--- Begin ---

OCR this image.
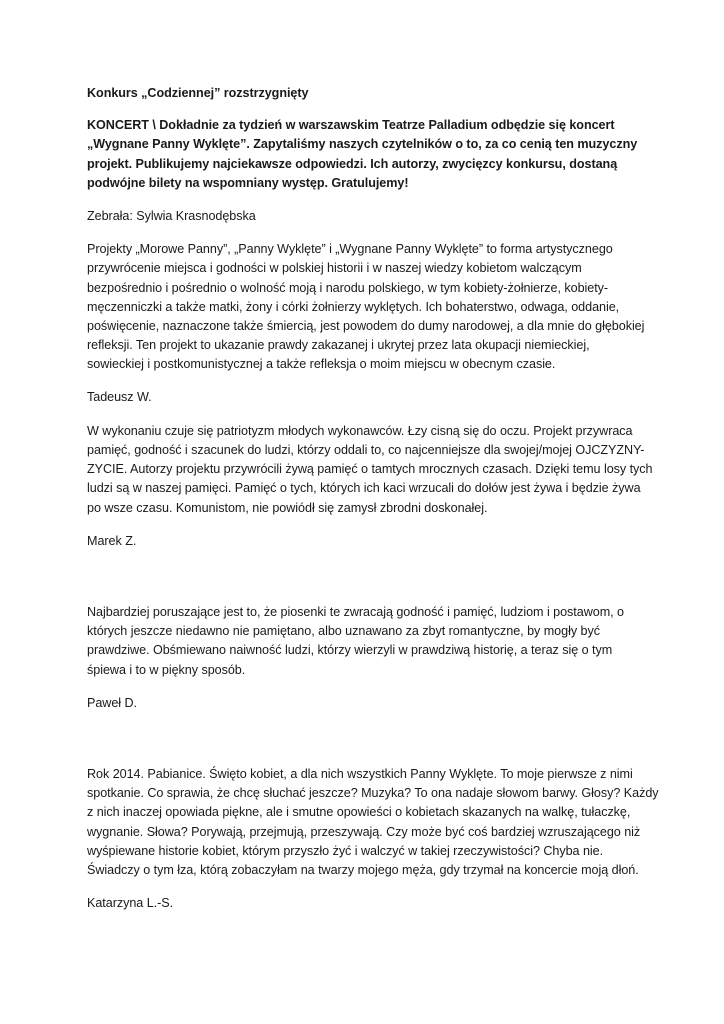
Konkurs „Codziennej” rozstrzygnięty

KONCERT \ Dokładnie za tydzień w warszawskim Teatrze Palladium odbędzie się koncert
„Wygnane Panny Wyklęte”. Zapytaliśmy naszych czytelników o to, za co cenią ten muzyczny
projekt. Publikujemy najciekawsze odpowiedzi. Ich autorzy, zwycięzcy konkursu, dostaną
podwójne bilety na wspomniany występ. Gratulujemy!

Zebrała: Sylwia Krasnodębska

Projekty „Morowe Panny”, „Panny Wyklęte” i „Wygnane Panny Wyklęte” to forma artystycznego
przywrócenie miejsca i godności w polskiej historii i w naszej wiedzy kobietom walczącym
bezpośrednio i pośrednio o wolność moją i narodu polskiego, w tym kobiety-żołnierze, kobiety-
męczenniczki a także matki, żony i córki żołnierzy wyklętych. Ich bohaterstwo, odwaga, oddanie,
poświęcenie, naznaczone także śmiercią, jest powodem do dumy narodowej, a dla mnie do głębokiej
refleksji. Ten projekt to ukazanie prawdy zakazanej i ukrytej przez lata okupacji niemieckiej,
sowieckiej i postkomunistycznej a także refleksja o moim miejscu w obecnym czasie.

Tadeusz W.

W wykonaniu czuje się patriotyzm młodych wykonawców. Łzy cisną się do oczu. Projekt przywraca
pamięć, godność i szacunek do ludzi, którzy oddali to, co najcenniejsze dla swojej/mojej OJCZYZNY-
ZYCIE. Autorzy projektu przywrócili żywą pamięć o tamtych mrocznych czasach. Dzięki temu losy tych
ludzi są w naszej pamięci. Pamięć o tych, których ich kaci wrzucali do dołów jest żywa i będzie żywa
po wsze czasu. Komunistom, nie powiódł się zamysł zbrodni doskonałej.

Marek Z.

Najbardziej poruszające jest to, że piosenki te zwracają godność i pamięć, ludziom i postawom, o
których jeszcze niedawno nie pamiętano, albo uznawano za zbyt romantyczne, by mogły być
prawdziwe. Obśmiewano naiwność ludzi, którzy wierzyli w prawdziwą historię, a teraz się o tym
śpiewa i to w piękny sposób.

Paweł D.

Rok 2014. Pabianice. Święto kobiet, a dla nich wszystkich Panny Wyklęte. To moje pierwsze z nimi
spotkanie. Co sprawia, że chcę słuchać jeszcze? Muzyka? To ona nadaje słowom barwy. Głosy? Każdy
z nich inaczej opowiada piękne, ale i smutne opowieści o kobietach skazanych na walkę, tułaczkę,
wygnanie. Słowa? Porywają, przejmują, przeszywają. Czy może być coś bardziej wzruszającego niż
wyśpiewane historie kobiet, którym przyszło żyć i walczyć w takiej rzeczywistości? Chyba nie.
Świadczy o tym łza, którą zobaczyłam na twarzy mojego męża, gdy trzymał na koncercie moją dłoń.

Katarzyna L.-S.
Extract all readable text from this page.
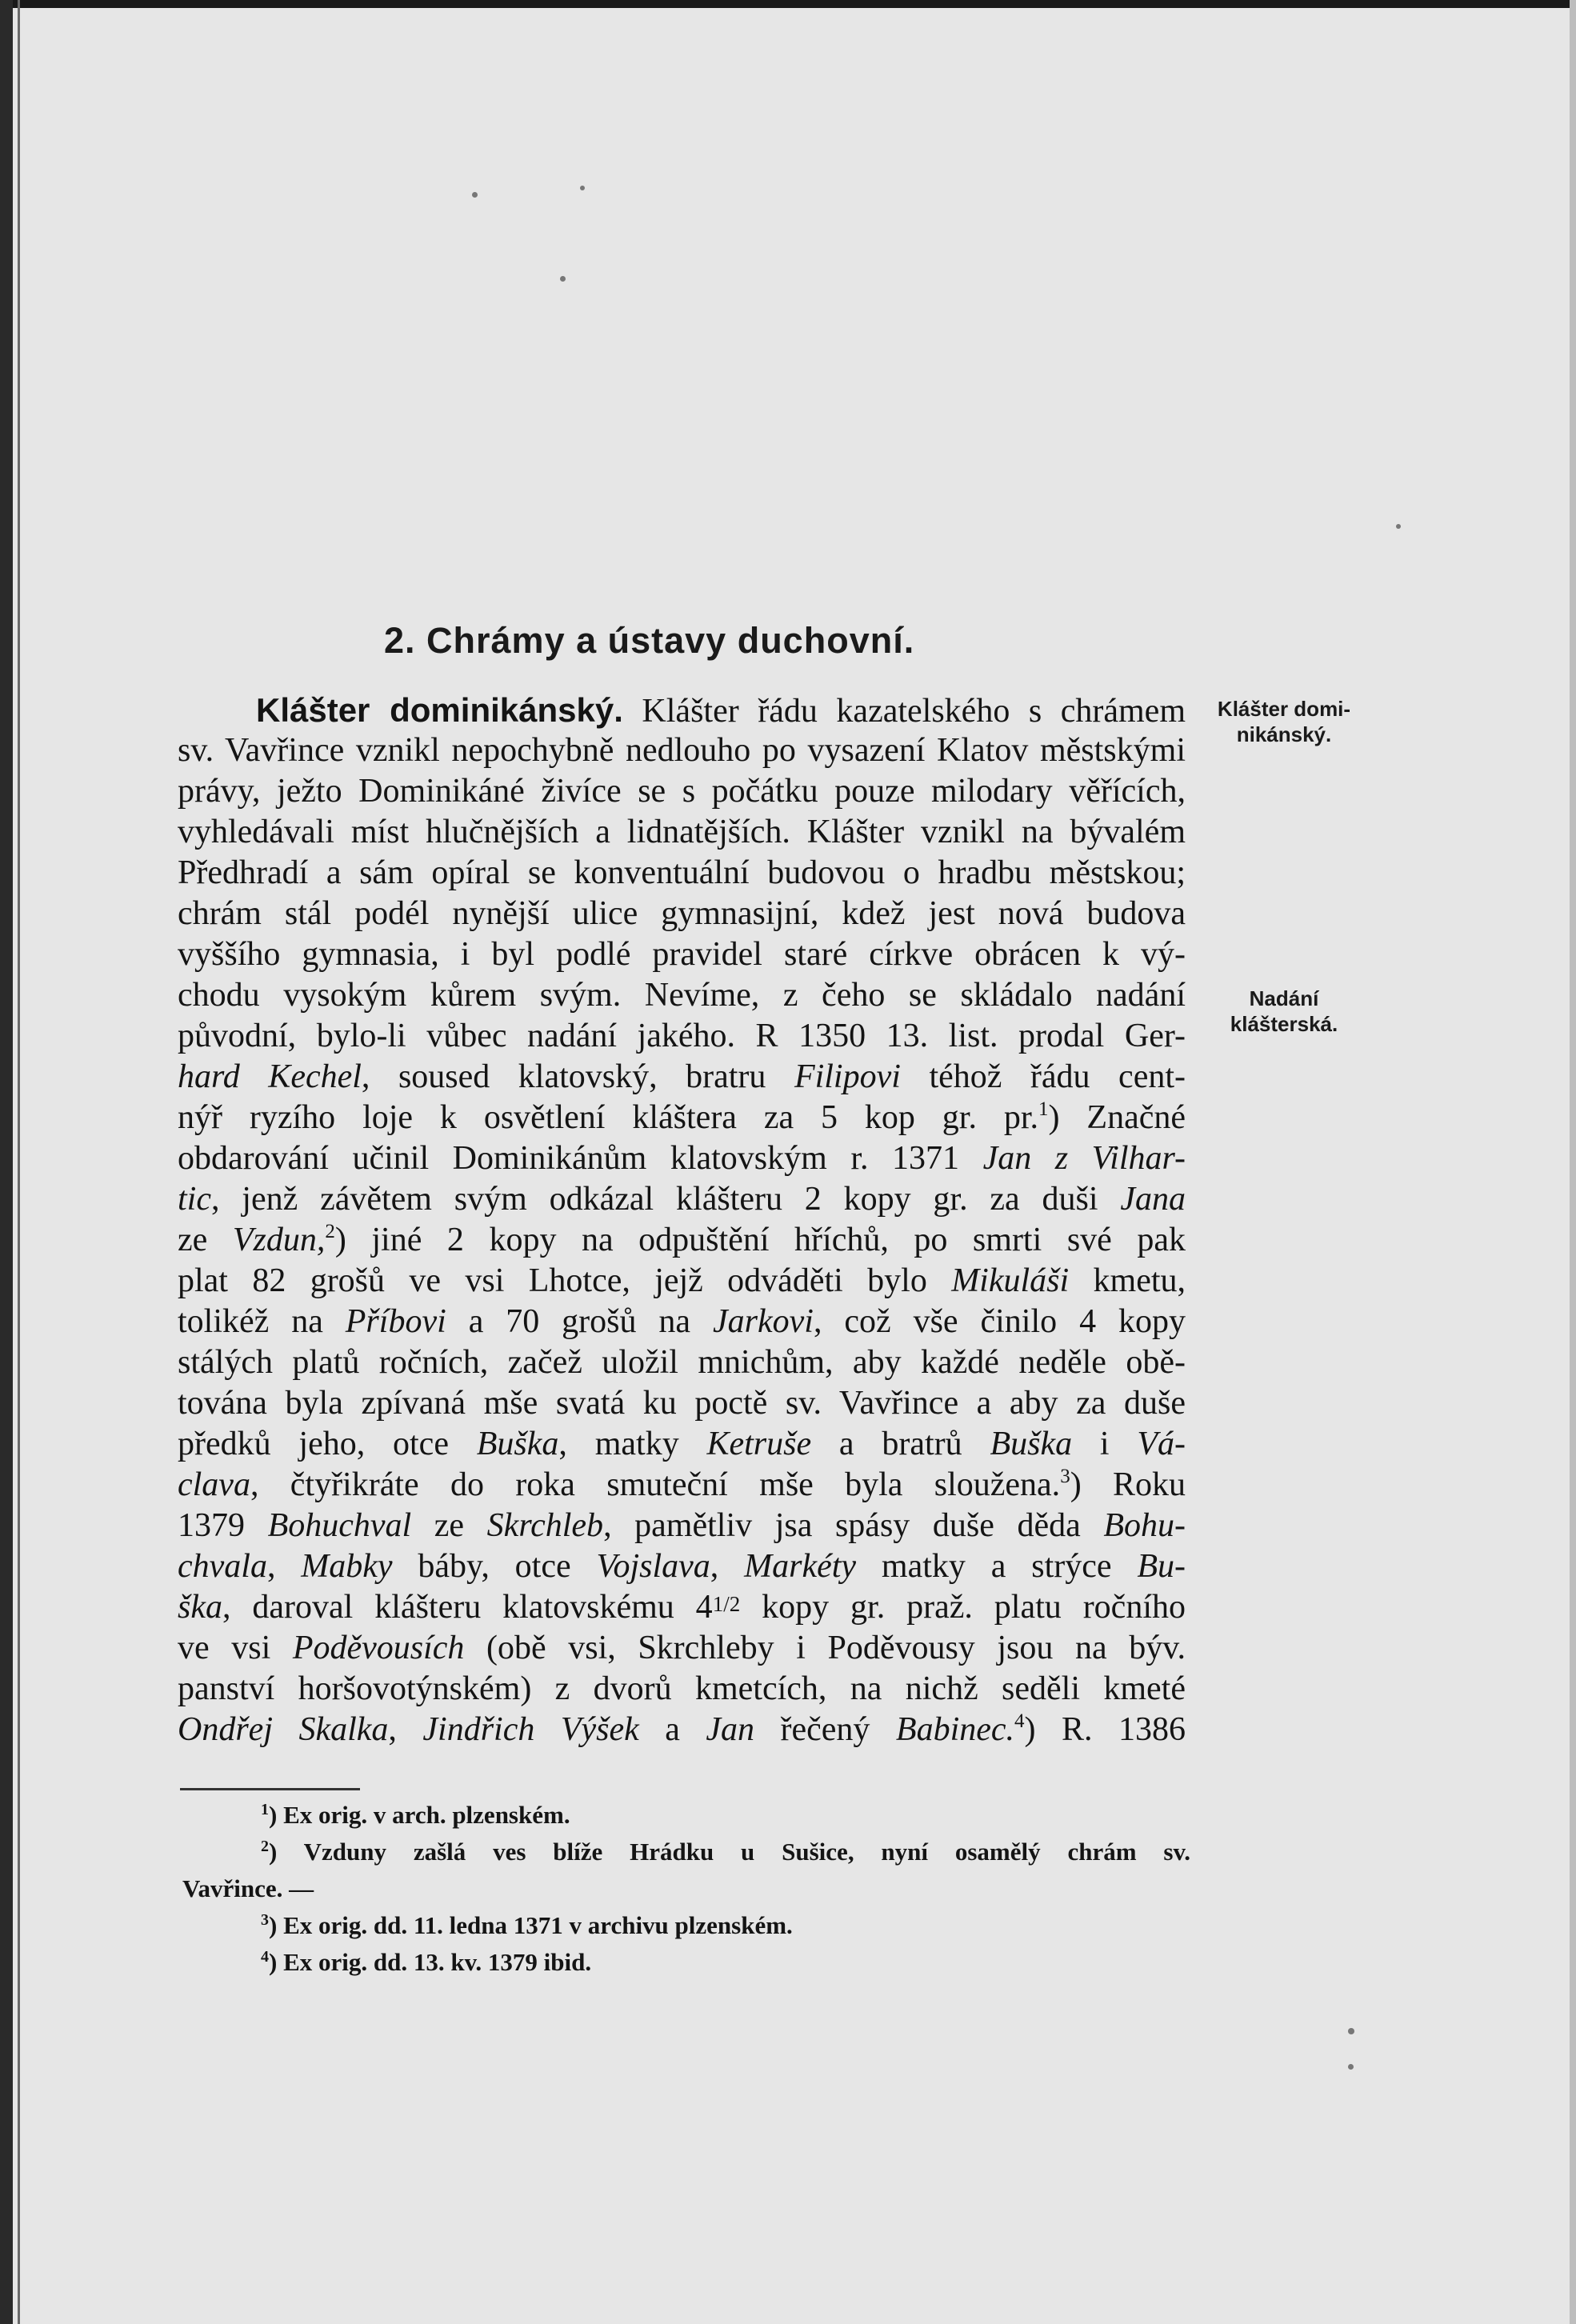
2. Chrámy a ústavy duchovní.
Klášter dominikánský. Klášter řádu kazatelského s chrámem
sv. Vavřince vznikl nepochybně nedlouho po vysazení Klatov městskými
právy, ježto Dominikáné živíce se s počátku pouze milodary věřících,
vyhledávali míst hlučnějších a lidnatějších. Klášter vznikl na bývalém
Předhradí a sám opíral se konventuální budovou o hradbu městskou;
chrám stál podél nynější ulice gymnasijní, kdež jest nová budova
vyššího gymnasia, i byl podlé pravidel staré církve obrácen k vý-
chodu vysokým kůrem svým. Nevíme, z čeho se skládalo nadání
původní, bylo-li vůbec nadání jakého. R 1350 13. list. prodal Ger-
hard Kechel, soused klatovský, bratru Filipovi téhož řádu cent-
nýř ryzího loje k osvětlení kláštera za 5 kop gr. pr.$^1$) Značné
obdarování učinil Dominikánům klatovským r. 1371 Jan z Vilhar-
tic, jenž závětem svým odkázal klášteru 2 kopy gr. za duši Jana
ze Vzdun,$^2$) jiné 2 kopy na odpuštění hříchů, po smrti své pak
plat 82 grošů ve vsi Lhotce, jejž odváděti bylo Mikuláši kmetu,
tolikéž na Příbovi a 70 grošů na Jarkovi, což vše činilo 4 kopy
stálých platů ročních, začež uložil mnichům, aby každé neděle obě-
tována byla zpívaná mše svatá ku poctě sv. Vavřince a aby za duše
předků jeho, otce Buška, matky Ketruše a bratrů Buška i Vá-
clava, čtyřikráte do roka smuteční mše byla sloužena.$^3$) Roku
1379 Bohuchval ze Skrchleb, pamětliv jsa spásy duše děda Bohu-
chvala, Mabky báby, otce Vojslava, Markéty matky a strýce Bu-
ška, daroval klášteru klatovskému 41/2 kopy gr. praž. platu ročního
ve vsi Poděvousích (obě vsi, Skrchleby i Poděvousy jsou na býv.
panství horšovotýnském) z dvorů kmetcích, na nichž seděli kmeté
Ondřej Skalka, Jindřich Výšek a Jan řečený Babinec.$^4$) R. 1386
Klášter domi-
nikánský.
Nadání
klášterská.
$^1$) Ex orig. v arch. plzenském.
$^2$) Vzduny zašlá ves blíže Hrádku u Sušice, nyní osamělý chrám sv.
Vavřince. —
$^3$) Ex orig. dd. 11. ledna 1371 v archivu plzenském.
$^4$) Ex orig. dd. 13. kv. 1379 ibid.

--- End ---

Tally the lines of the listing that include "orig". Reply with nothing but the count.

**Final answer**
3